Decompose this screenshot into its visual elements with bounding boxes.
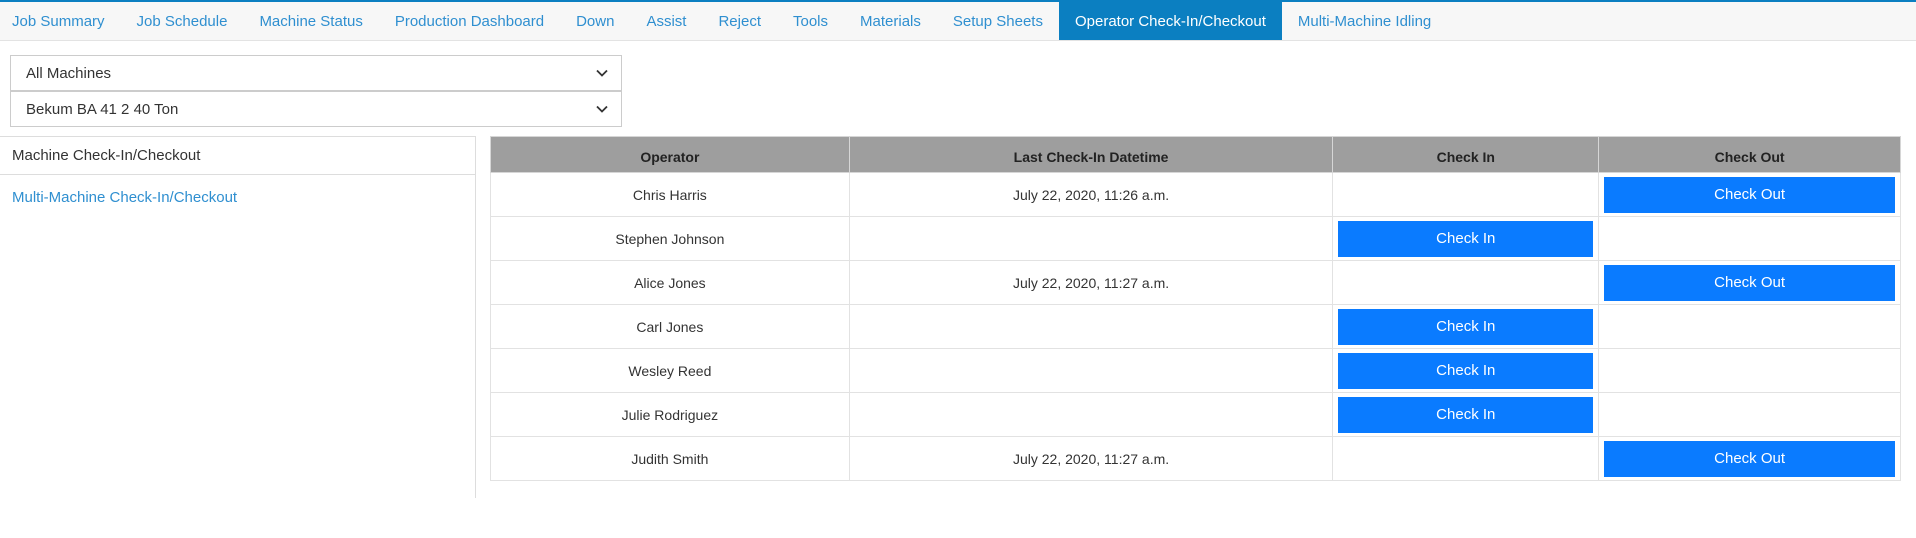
check-out-cell bbox=[1598, 216, 1901, 261]
check-in-cell bbox=[1332, 260, 1600, 305]
check-in-button[interactable]: Check In bbox=[1338, 352, 1594, 389]
table-row: Alice Jones July 22, 2020, 11:27 a.m. Chec… bbox=[490, 260, 1901, 305]
check-in-cell bbox=[1332, 172, 1600, 217]
check-out-cell bbox=[1598, 392, 1901, 437]
tab-production-dashboard[interactable]: Production Dashboard bbox=[379, 2, 560, 40]
check-in-cell: Check In bbox=[1332, 216, 1600, 261]
column-header-check-out: Check Out bbox=[1598, 136, 1901, 173]
tab-multi-machine-idling[interactable]: Multi-Machine Idling bbox=[1282, 2, 1447, 40]
tab-assist[interactable]: Assist bbox=[630, 2, 702, 40]
operator-name: Julie Rodriguez bbox=[490, 392, 850, 437]
tab-setup-sheets[interactable]: Setup Sheets bbox=[937, 2, 1059, 40]
operator-name: Alice Jones bbox=[490, 260, 850, 305]
chevron-down-icon bbox=[596, 105, 608, 113]
last-check-in-datetime bbox=[848, 392, 1334, 437]
check-out-button[interactable]: Check Out bbox=[1604, 176, 1895, 213]
tab-reject[interactable]: Reject bbox=[702, 2, 777, 40]
check-in-cell: Check In bbox=[1332, 304, 1600, 349]
check-out-cell bbox=[1598, 304, 1901, 349]
table-row: Stephen Johnson Check In bbox=[490, 216, 1901, 261]
last-check-in-datetime: July 22, 2020, 11:27 a.m. bbox=[848, 260, 1334, 305]
last-check-in-datetime bbox=[848, 304, 1334, 349]
tab-machine-status[interactable]: Machine Status bbox=[243, 2, 378, 40]
tab-tools[interactable]: Tools bbox=[777, 2, 844, 40]
machine-group-select-value: All Machines bbox=[26, 64, 112, 82]
check-out-cell: Check Out bbox=[1598, 172, 1901, 217]
tab-job-summary[interactable]: Job Summary bbox=[0, 2, 121, 40]
machine-select-value: Bekum BA 41 2 40 Ton bbox=[26, 100, 179, 118]
table-row: Chris Harris July 22, 2020, 11:26 a.m. Che… bbox=[490, 172, 1901, 217]
operator-name: Carl Jones bbox=[490, 304, 850, 349]
tab-job-schedule[interactable]: Job Schedule bbox=[121, 2, 244, 40]
last-check-in-datetime: July 22, 2020, 11:26 a.m. bbox=[848, 172, 1334, 217]
operator-name: Judith Smith bbox=[490, 436, 850, 481]
operator-name: Stephen Johnson bbox=[490, 216, 850, 261]
check-in-button[interactable]: Check In bbox=[1338, 396, 1594, 433]
check-out-cell bbox=[1598, 348, 1901, 393]
operator-name: Chris Harris bbox=[490, 172, 850, 217]
check-in-button[interactable]: Check In bbox=[1338, 220, 1594, 257]
check-in-cell: Check In bbox=[1332, 348, 1600, 393]
sidebar-item-machine-check-in-checkout[interactable]: Machine Check-In/Checkout bbox=[0, 136, 475, 175]
operator-name: Wesley Reed bbox=[490, 348, 850, 393]
chevron-down-icon bbox=[596, 69, 608, 77]
table-row: Judith Smith July 22, 2020, 11:27 a.m. Che… bbox=[490, 436, 1901, 481]
check-in-cell bbox=[1332, 436, 1600, 481]
check-in-button[interactable]: Check In bbox=[1338, 308, 1594, 345]
table-row: Wesley Reed Check In bbox=[490, 348, 1901, 393]
tab-down[interactable]: Down bbox=[560, 2, 630, 40]
check-out-cell: Check Out bbox=[1598, 260, 1901, 305]
tab-operator-check-in-checkout[interactable]: Operator Check-In/Checkout bbox=[1058, 2, 1282, 40]
tab-materials[interactable]: Materials bbox=[844, 2, 937, 40]
check-out-button[interactable]: Check Out bbox=[1604, 440, 1895, 477]
table-row: Julie Rodriguez Check In bbox=[490, 392, 1901, 437]
operator-table: Operator Last Check-In Datetime Check In… bbox=[490, 136, 1901, 481]
sidebar: Machine Check-In/Checkout Multi-Machine … bbox=[0, 136, 476, 498]
column-header-check-in: Check In bbox=[1332, 136, 1600, 173]
last-check-in-datetime: July 22, 2020, 11:27 a.m. bbox=[848, 436, 1334, 481]
sidebar-item-multi-machine-check-in-checkout[interactable]: Multi-Machine Check-In/Checkout bbox=[0, 175, 475, 220]
last-check-in-datetime bbox=[848, 348, 1334, 393]
column-header-operator: Operator bbox=[490, 136, 850, 173]
top-nav-tabs: Job Summary Job Schedule Machine Status Pro… bbox=[0, 0, 1916, 41]
check-out-cell: Check Out bbox=[1598, 436, 1901, 481]
column-header-last-check-in: Last Check-In Datetime bbox=[848, 136, 1334, 173]
check-out-button[interactable]: Check Out bbox=[1604, 264, 1895, 301]
table-row: Carl Jones Check In bbox=[490, 304, 1901, 349]
machine-group-select[interactable]: All Machines bbox=[10, 55, 622, 91]
table-header-row: Operator Last Check-In Datetime Check In… bbox=[490, 136, 1901, 173]
check-in-cell: Check In bbox=[1332, 392, 1600, 437]
last-check-in-datetime bbox=[848, 216, 1334, 261]
machine-select[interactable]: Bekum BA 41 2 40 Ton bbox=[10, 91, 622, 127]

|---|

Reproduce every line of the rows above verbatim, leaving out the pictures.

* THE SOLUTION:
Decompose this screenshot into its visual elements with bounding boxes.
check-out-cell bbox=[1598, 216, 1901, 261]
check-in-cell bbox=[1332, 260, 1600, 305]
check-in-button[interactable]: Check In bbox=[1338, 352, 1594, 389]
table-row: Alice Jones July 22, 2020, 11:27 a.m. Chec… bbox=[490, 260, 1901, 305]
check-in-cell bbox=[1332, 172, 1600, 217]
check-out-cell bbox=[1598, 392, 1901, 437]
tab-production-dashboard[interactable]: Production Dashboard bbox=[379, 2, 560, 40]
check-in-cell: Check In bbox=[1332, 216, 1600, 261]
column-header-check-out: Check Out bbox=[1598, 136, 1901, 173]
tab-multi-machine-idling[interactable]: Multi-Machine Idling bbox=[1282, 2, 1447, 40]
tab-assist[interactable]: Assist bbox=[630, 2, 702, 40]
operator-name: Julie Rodriguez bbox=[490, 392, 850, 437]
tab-setup-sheets[interactable]: Setup Sheets bbox=[937, 2, 1059, 40]
operator-name: Alice Jones bbox=[490, 260, 850, 305]
chevron-down-icon bbox=[596, 105, 608, 113]
last-check-in-datetime bbox=[848, 392, 1334, 437]
check-out-button[interactable]: Check Out bbox=[1604, 176, 1895, 213]
tab-reject[interactable]: Reject bbox=[702, 2, 777, 40]
check-in-cell: Check In bbox=[1332, 304, 1600, 349]
check-out-cell bbox=[1598, 304, 1901, 349]
table-row: Stephen Johnson Check In bbox=[490, 216, 1901, 261]
last-check-in-datetime: July 22, 2020, 11:27 a.m. bbox=[848, 260, 1334, 305]
last-check-in-datetime bbox=[848, 304, 1334, 349]
tab-machine-status[interactable]: Machine Status bbox=[243, 2, 378, 40]
tab-tools[interactable]: Tools bbox=[777, 2, 844, 40]
machine-group-select-value: All Machines bbox=[26, 64, 112, 82]
check-out-cell: Check Out bbox=[1598, 172, 1901, 217]
tab-job-summary[interactable]: Job Summary bbox=[0, 2, 121, 40]
machine-select-value: Bekum BA 41 2 40 Ton bbox=[26, 100, 179, 118]
table-row: Chris Harris July 22, 2020, 11:26 a.m. Che… bbox=[490, 172, 1901, 217]
operator-name: Carl Jones bbox=[490, 304, 850, 349]
tab-job-schedule[interactable]: Job Schedule bbox=[121, 2, 244, 40]
last-check-in-datetime: July 22, 2020, 11:26 a.m. bbox=[848, 172, 1334, 217]
operator-name: Judith Smith bbox=[490, 436, 850, 481]
operator-name: Stephen Johnson bbox=[490, 216, 850, 261]
check-in-button[interactable]: Check In bbox=[1338, 396, 1594, 433]
check-out-cell bbox=[1598, 348, 1901, 393]
operator-name: Chris Harris bbox=[490, 172, 850, 217]
check-in-button[interactable]: Check In bbox=[1338, 220, 1594, 257]
check-in-cell: Check In bbox=[1332, 348, 1600, 393]
sidebar-item-machine-check-in-checkout[interactable]: Machine Check-In/Checkout bbox=[0, 136, 475, 175]
operator-name: Wesley Reed bbox=[490, 348, 850, 393]
chevron-down-icon bbox=[596, 69, 608, 77]
table-row: Judith Smith July 22, 2020, 11:27 a.m. Che… bbox=[490, 436, 1901, 481]
check-in-cell bbox=[1332, 436, 1600, 481]
check-in-button[interactable]: Check In bbox=[1338, 308, 1594, 345]
table-row: Wesley Reed Check In bbox=[490, 348, 1901, 393]
tab-down[interactable]: Down bbox=[560, 2, 630, 40]
check-out-cell: Check Out bbox=[1598, 260, 1901, 305]
tab-operator-check-in-checkout[interactable]: Operator Check-In/Checkout bbox=[1058, 2, 1282, 40]
tab-materials[interactable]: Materials bbox=[844, 2, 937, 40]
check-out-button[interactable]: Check Out bbox=[1604, 440, 1895, 477]
table-row: Julie Rodriguez Check In bbox=[490, 392, 1901, 437]
operator-table: Operator Last Check-In Datetime Check In… bbox=[490, 136, 1901, 481]
sidebar: Machine Check-In/Checkout Multi-Machine … bbox=[0, 136, 476, 498]
column-header-check-in: Check In bbox=[1332, 136, 1600, 173]
last-check-in-datetime: July 22, 2020, 11:27 a.m. bbox=[848, 436, 1334, 481]
sidebar-item-multi-machine-check-in-checkout[interactable]: Multi-Machine Check-In/Checkout bbox=[0, 175, 475, 220]
last-check-in-datetime bbox=[848, 348, 1334, 393]
column-header-operator: Operator bbox=[490, 136, 850, 173]
top-nav-tabs: Job Summary Job Schedule Machine Status Pro… bbox=[0, 0, 1916, 41]
check-out-cell: Check Out bbox=[1598, 436, 1901, 481]
column-header-last-check-in: Last Check-In Datetime bbox=[848, 136, 1334, 173]
check-out-button[interactable]: Check Out bbox=[1604, 264, 1895, 301]
table-row: Carl Jones Check In bbox=[490, 304, 1901, 349]
machine-group-select[interactable]: All Machines bbox=[10, 55, 622, 91]
table-header-row: Operator Last Check-In Datetime Check In… bbox=[490, 136, 1901, 173]
check-in-cell: Check In bbox=[1332, 392, 1600, 437]
last-check-in-datetime bbox=[848, 216, 1334, 261]
machine-select[interactable]: Bekum BA 41 2 40 Ton bbox=[10, 91, 622, 127]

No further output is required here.